Extracted data entries:
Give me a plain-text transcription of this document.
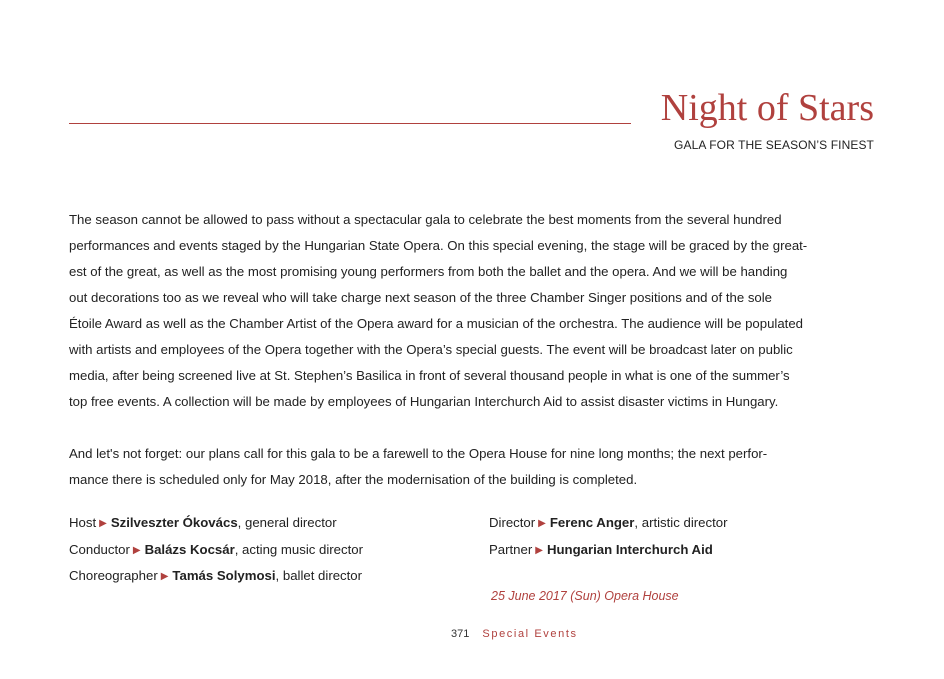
Night of Stars
GALA FOR THE SEASON’S FINEST
The season cannot be allowed to pass without a spectacular gala to celebrate the best moments from the several hundred
performances and events staged by the Hungarian State Opera. On this special evening, the stage will be graced by the great-
est of the great, as well as the most promising young performers from both the ballet and the opera. And we will be handing
out decorations too as we reveal who will take charge next season of the three Chamber Singer positions and of the sole
Étoile Award as well as the Chamber Artist of the Opera award for a musician of the orchestra. The audience will be populated
with artists and employees of the Opera together with the Opera’s special guests. The event will be broadcast later on public
media, after being screened live at St. Stephen’s Basilica in front of several thousand people in what is one of the summer’s
top free events. A collection will be made by employees of Hungarian Interchurch Aid to assist disaster victims in Hungary.
And let's not forget: our plans call for this gala to be a farewell to the Opera House for nine long months; the next perfor-
mance there is scheduled only for May 2018, after the modernisation of the building is completed.
Host ▶ Szilveszter Ókovács, general director
Conductor ▶ Balázs Kocsár, acting music director
Choreographer ▶ Tamás Solymosi, ballet director
Director ▶ Ferenc Anger, artistic director
Partner ▶ Hungarian Interchurch Aid
25 June 2017 (Sun) Opera House
371 Special Events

_GIVEN INSTRUCTION_.
Give every line above again exactly, with no pictures.

_ANSWER FOR THE TASK_.
Give me a plain-text transcription of this document.
Night of Stars
GALA FOR THE SEASON’S FINEST
The season cannot be allowed to pass without a spectacular gala to celebrate the best moments from the several hundred
performances and events staged by the Hungarian State Opera. On this special evening, the stage will be graced by the great-
est of the great, as well as the most promising young performers from both the ballet and the opera. And we will be handing
out decorations too as we reveal who will take charge next season of the three Chamber Singer positions and of the sole
Étoile Award as well as the Chamber Artist of the Opera award for a musician of the orchestra. The audience will be populated
with artists and employees of the Opera together with the Opera’s special guests. The event will be broadcast later on public
media, after being screened live at St. Stephen’s Basilica in front of several thousand people in what is one of the summer’s
top free events. A collection will be made by employees of Hungarian Interchurch Aid to assist disaster victims in Hungary.
And let's not forget: our plans call for this gala to be a farewell to the Opera House for nine long months; the next perfor-
mance there is scheduled only for May 2018, after the modernisation of the building is completed.
Host ▶ Szilveszter Ókovács, general director
Conductor ▶ Balázs Kocsár, acting music director
Choreographer ▶ Tamás Solymosi, ballet director
Director ▶ Ferenc Anger, artistic director
Partner ▶ Hungarian Interchurch Aid
25 June 2017 (Sun) Opera House
371 Special Events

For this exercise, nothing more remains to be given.